* **SET EXERCISE**:
From the data that follows, report how many lines hold the string "received", giving only the number.

* **MATERIAL FOR THIS EXERCISE**:
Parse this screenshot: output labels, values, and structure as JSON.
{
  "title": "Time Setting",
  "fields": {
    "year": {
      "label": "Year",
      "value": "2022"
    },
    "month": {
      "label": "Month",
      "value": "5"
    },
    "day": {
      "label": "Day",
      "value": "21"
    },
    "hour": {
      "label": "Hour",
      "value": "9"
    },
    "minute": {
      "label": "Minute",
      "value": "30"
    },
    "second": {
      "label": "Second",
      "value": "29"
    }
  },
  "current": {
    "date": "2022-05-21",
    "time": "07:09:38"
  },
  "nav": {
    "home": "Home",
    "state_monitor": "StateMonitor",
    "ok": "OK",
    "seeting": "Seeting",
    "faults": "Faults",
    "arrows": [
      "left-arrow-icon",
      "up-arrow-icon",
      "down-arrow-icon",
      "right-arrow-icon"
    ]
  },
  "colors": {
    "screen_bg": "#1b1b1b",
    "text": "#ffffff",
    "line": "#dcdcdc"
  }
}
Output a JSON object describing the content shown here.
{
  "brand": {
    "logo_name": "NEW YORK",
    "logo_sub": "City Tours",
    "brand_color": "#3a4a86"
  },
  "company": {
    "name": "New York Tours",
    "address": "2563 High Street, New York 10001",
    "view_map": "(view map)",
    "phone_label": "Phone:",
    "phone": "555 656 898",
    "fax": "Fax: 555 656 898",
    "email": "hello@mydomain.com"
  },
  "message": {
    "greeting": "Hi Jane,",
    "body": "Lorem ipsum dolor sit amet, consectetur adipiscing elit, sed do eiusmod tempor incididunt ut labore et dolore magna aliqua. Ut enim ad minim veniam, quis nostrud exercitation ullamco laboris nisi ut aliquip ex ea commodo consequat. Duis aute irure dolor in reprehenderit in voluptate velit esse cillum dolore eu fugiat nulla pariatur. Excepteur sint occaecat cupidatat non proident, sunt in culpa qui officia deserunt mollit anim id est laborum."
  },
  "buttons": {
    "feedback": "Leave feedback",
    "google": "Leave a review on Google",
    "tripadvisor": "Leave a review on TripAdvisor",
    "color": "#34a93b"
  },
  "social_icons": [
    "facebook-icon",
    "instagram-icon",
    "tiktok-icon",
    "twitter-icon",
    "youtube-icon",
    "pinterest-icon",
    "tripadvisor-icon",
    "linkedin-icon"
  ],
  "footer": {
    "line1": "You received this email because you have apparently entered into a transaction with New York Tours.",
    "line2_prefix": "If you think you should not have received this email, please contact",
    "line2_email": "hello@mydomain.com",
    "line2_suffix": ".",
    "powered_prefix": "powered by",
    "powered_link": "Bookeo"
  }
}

* **THE ANSWER**:
2